* **What is asked**
Edit the rows below so that every "species-glyph" becomes "species-icon", and leave everything else unchanged.

A run of records
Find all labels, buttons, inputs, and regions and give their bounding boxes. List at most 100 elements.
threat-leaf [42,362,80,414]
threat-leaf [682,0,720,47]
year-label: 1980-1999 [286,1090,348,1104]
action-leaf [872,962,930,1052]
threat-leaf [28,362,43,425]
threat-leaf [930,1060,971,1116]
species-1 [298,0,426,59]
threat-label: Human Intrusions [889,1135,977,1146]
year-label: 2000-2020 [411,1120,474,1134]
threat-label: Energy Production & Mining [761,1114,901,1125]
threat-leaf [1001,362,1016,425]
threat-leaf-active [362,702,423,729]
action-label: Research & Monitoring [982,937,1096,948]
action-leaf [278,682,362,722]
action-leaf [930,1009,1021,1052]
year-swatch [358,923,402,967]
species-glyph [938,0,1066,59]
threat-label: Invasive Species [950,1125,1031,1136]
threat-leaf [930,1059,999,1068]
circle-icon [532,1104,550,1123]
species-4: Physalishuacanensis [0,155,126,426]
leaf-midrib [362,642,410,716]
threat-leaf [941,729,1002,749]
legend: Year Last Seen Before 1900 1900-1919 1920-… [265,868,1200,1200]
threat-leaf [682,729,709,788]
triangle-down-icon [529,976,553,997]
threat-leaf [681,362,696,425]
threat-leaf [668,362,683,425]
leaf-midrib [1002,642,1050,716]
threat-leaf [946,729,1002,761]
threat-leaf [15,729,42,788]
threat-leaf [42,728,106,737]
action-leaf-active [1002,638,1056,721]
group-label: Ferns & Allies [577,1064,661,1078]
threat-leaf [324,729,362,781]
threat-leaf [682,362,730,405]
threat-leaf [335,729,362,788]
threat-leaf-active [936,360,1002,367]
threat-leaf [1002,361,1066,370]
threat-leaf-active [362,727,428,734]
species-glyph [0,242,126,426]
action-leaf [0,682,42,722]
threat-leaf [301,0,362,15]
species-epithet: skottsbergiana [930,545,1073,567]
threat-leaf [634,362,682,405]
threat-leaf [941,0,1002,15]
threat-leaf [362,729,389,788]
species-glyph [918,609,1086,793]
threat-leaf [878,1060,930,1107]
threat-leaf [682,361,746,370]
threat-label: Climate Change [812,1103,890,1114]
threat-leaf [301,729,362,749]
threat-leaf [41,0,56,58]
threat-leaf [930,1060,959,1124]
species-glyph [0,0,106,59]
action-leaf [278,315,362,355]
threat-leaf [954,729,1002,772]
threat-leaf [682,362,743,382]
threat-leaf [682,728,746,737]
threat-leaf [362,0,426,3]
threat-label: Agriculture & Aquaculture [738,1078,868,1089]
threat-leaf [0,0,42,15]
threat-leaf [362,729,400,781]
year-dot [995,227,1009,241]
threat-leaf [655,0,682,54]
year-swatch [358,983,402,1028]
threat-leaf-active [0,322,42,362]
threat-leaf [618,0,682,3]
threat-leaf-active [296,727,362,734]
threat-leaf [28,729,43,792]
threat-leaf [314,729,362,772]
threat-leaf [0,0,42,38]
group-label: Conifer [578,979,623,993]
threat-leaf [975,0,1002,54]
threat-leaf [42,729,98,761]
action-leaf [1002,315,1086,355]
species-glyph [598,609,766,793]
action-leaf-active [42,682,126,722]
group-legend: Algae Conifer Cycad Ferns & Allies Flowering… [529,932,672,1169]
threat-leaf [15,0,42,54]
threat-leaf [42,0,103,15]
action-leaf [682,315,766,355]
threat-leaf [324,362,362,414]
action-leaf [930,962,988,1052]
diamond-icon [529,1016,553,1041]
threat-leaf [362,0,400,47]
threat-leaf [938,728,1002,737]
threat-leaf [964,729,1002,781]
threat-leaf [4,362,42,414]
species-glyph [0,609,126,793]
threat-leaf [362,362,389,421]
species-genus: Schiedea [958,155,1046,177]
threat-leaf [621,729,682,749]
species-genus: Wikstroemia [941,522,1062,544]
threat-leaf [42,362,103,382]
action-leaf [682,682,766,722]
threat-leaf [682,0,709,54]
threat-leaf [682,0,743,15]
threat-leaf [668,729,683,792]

* **Result of this exercise**
Find all labels, buttons, inputs, and regions and give their bounding boxes. List at most 100 elements.
threat-leaf [42,362,80,414]
threat-leaf [682,0,720,47]
year-label: 1980-1999 [286,1090,348,1104]
action-leaf [872,962,930,1052]
threat-leaf [28,362,43,425]
threat-leaf [930,1060,971,1116]
species-1 [298,0,426,59]
threat-label: Human Intrusions [889,1135,977,1146]
year-label: 2000-2020 [411,1120,474,1134]
threat-label: Energy Production & Mining [761,1114,901,1125]
threat-leaf [1001,362,1016,425]
threat-leaf-active [362,702,423,729]
action-label: Research & Monitoring [982,937,1096,948]
action-leaf [278,682,362,722]
action-leaf [930,1009,1021,1052]
year-swatch [358,923,402,967]
species-icon [938,0,1066,59]
threat-label: Invasive Species [950,1125,1031,1136]
threat-leaf [930,1059,999,1068]
circle-icon [532,1104,550,1123]
species-4: Physalishuacanensis [0,155,126,426]
leaf-midrib [362,642,410,716]
threat-leaf [941,729,1002,749]
legend: Year Last Seen Before 1900 1900-1919 1920-… [265,868,1200,1200]
threat-leaf [682,729,709,788]
triangle-down-icon [529,976,553,997]
threat-leaf [681,362,696,425]
threat-leaf [668,362,683,425]
leaf-midrib [1002,642,1050,716]
threat-leaf [946,729,1002,761]
threat-leaf [15,729,42,788]
threat-leaf [42,728,106,737]
action-leaf-active [1002,638,1056,721]
group-label: Ferns & Allies [577,1064,661,1078]
threat-leaf [324,729,362,781]
threat-leaf [682,362,730,405]
threat-leaf [335,729,362,788]
threat-leaf-active [936,360,1002,367]
threat-leaf [1002,361,1066,370]
threat-leaf-active [362,727,428,734]
species-icon [0,242,126,426]
action-leaf [0,682,42,722]
threat-leaf [301,0,362,15]
species-epithet: skottsbergiana [930,545,1073,567]
threat-leaf [634,362,682,405]
threat-leaf [941,0,1002,15]
threat-leaf [362,729,389,788]
species-icon [918,609,1086,793]
threat-leaf [878,1060,930,1107]
threat-leaf [682,361,746,370]
threat-label: Climate Change [812,1103,890,1114]
threat-leaf [301,729,362,749]
threat-leaf [41,0,56,58]
threat-leaf [930,1060,959,1124]
species-icon [0,0,106,59]
action-leaf [278,315,362,355]
threat-leaf [954,729,1002,772]
threat-leaf [682,362,743,382]
threat-leaf [682,728,746,737]
threat-leaf [362,0,426,3]
threat-label: Agriculture & Aquaculture [738,1078,868,1089]
threat-leaf [0,0,42,15]
threat-leaf [362,729,400,781]
year-dot [995,227,1009,241]
threat-leaf [655,0,682,54]
year-swatch [358,983,402,1028]
threat-leaf-active [0,322,42,362]
threat-leaf [618,0,682,3]
threat-leaf-active [296,727,362,734]
threat-leaf [28,729,43,792]
threat-leaf [314,729,362,772]
threat-leaf [0,0,42,38]
group-label: Conifer [578,979,623,993]
threat-leaf [975,0,1002,54]
threat-leaf [42,729,98,761]
action-leaf [1002,315,1086,355]
species-icon [598,609,766,793]
action-leaf-active [42,682,126,722]
group-legend: Algae Conifer Cycad Ferns & Allies Flowering… [529,932,672,1169]
threat-leaf [15,0,42,54]
threat-leaf [42,0,103,15]
action-leaf [682,315,766,355]
threat-leaf [324,362,362,414]
action-leaf [930,962,988,1052]
diamond-icon [529,1016,553,1041]
threat-leaf [362,0,400,47]
threat-leaf [938,728,1002,737]
threat-leaf [964,729,1002,781]
threat-leaf [4,362,42,414]
species-icon [0,609,126,793]
threat-leaf [362,362,389,421]
species-genus: Schiedea [958,155,1046,177]
threat-leaf [621,729,682,749]
species-genus: Wikstroemia [941,522,1062,544]
threat-leaf [42,362,103,382]
action-leaf [682,682,766,722]
threat-leaf [682,0,709,54]
threat-leaf [682,0,743,15]
threat-leaf [668,729,683,792]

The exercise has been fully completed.